- **Task description**
Images do not belong in the copy. Retype all the entries below exactly.

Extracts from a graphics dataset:
╭──
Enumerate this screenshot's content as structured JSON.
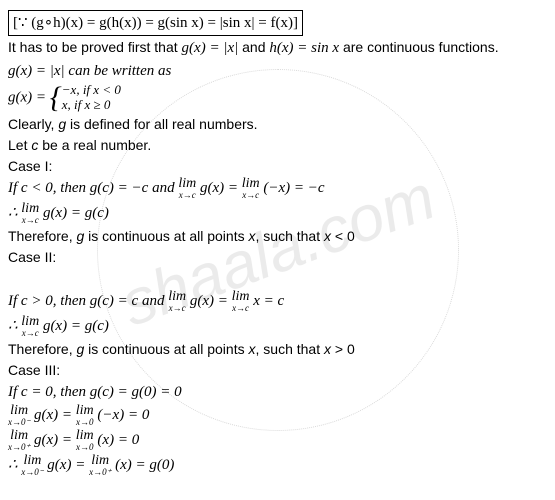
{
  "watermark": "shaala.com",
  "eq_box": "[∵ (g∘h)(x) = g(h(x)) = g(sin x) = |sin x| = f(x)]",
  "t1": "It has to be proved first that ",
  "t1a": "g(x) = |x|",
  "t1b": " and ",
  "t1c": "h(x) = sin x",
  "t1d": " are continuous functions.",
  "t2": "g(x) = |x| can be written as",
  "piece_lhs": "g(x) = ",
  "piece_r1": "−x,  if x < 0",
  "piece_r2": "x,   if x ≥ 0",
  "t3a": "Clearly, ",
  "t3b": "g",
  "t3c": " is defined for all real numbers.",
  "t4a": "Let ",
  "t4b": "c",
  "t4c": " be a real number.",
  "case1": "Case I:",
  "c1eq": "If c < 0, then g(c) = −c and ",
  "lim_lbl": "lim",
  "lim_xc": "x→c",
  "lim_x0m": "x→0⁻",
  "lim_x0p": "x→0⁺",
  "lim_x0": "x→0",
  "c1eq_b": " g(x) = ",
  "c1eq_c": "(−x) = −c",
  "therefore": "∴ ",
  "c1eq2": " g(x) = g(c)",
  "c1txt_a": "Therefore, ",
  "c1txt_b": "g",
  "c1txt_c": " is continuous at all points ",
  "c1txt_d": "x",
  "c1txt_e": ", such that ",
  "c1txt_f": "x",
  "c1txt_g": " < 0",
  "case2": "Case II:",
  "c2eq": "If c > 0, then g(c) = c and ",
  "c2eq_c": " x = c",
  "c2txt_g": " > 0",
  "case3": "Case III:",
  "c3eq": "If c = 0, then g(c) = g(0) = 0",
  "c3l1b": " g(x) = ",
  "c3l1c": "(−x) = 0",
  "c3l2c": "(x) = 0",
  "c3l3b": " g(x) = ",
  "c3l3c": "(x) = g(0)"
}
╰──
- **Solution to this task**
Enumerate this screenshot's content as structured JSON.
{
  "watermark": "shaala.com",
  "eq_box": "[∵ (g∘h)(x) = g(h(x)) = g(sin x) = |sin x| = f(x)]",
  "t1": "It has to be proved first that ",
  "t1a": "g(x) = |x|",
  "t1b": " and ",
  "t1c": "h(x) = sin x",
  "t1d": " are continuous functions.",
  "t2": "g(x) = |x| can be written as",
  "piece_lhs": "g(x) = ",
  "piece_r1": "−x,  if x < 0",
  "piece_r2": "x,   if x ≥ 0",
  "t3a": "Clearly, ",
  "t3b": "g",
  "t3c": " is defined for all real numbers.",
  "t4a": "Let ",
  "t4b": "c",
  "t4c": " be a real number.",
  "case1": "Case I:",
  "c1eq": "If c < 0, then g(c) = −c and ",
  "lim_lbl": "lim",
  "lim_xc": "x→c",
  "lim_x0m": "x→0⁻",
  "lim_x0p": "x→0⁺",
  "lim_x0": "x→0",
  "c1eq_b": " g(x) = ",
  "c1eq_c": "(−x) = −c",
  "therefore": "∴ ",
  "c1eq2": " g(x) = g(c)",
  "c1txt_a": "Therefore, ",
  "c1txt_b": "g",
  "c1txt_c": " is continuous at all points ",
  "c1txt_d": "x",
  "c1txt_e": ", such that ",
  "c1txt_f": "x",
  "c1txt_g": " < 0",
  "case2": "Case II:",
  "c2eq": "If c > 0, then g(c) = c and ",
  "c2eq_c": " x = c",
  "c2txt_g": " > 0",
  "case3": "Case III:",
  "c3eq": "If c = 0, then g(c) = g(0) = 0",
  "c3l1b": " g(x) = ",
  "c3l1c": "(−x) = 0",
  "c3l2c": "(x) = 0",
  "c3l3b": " g(x) = ",
  "c3l3c": "(x) = g(0)"
}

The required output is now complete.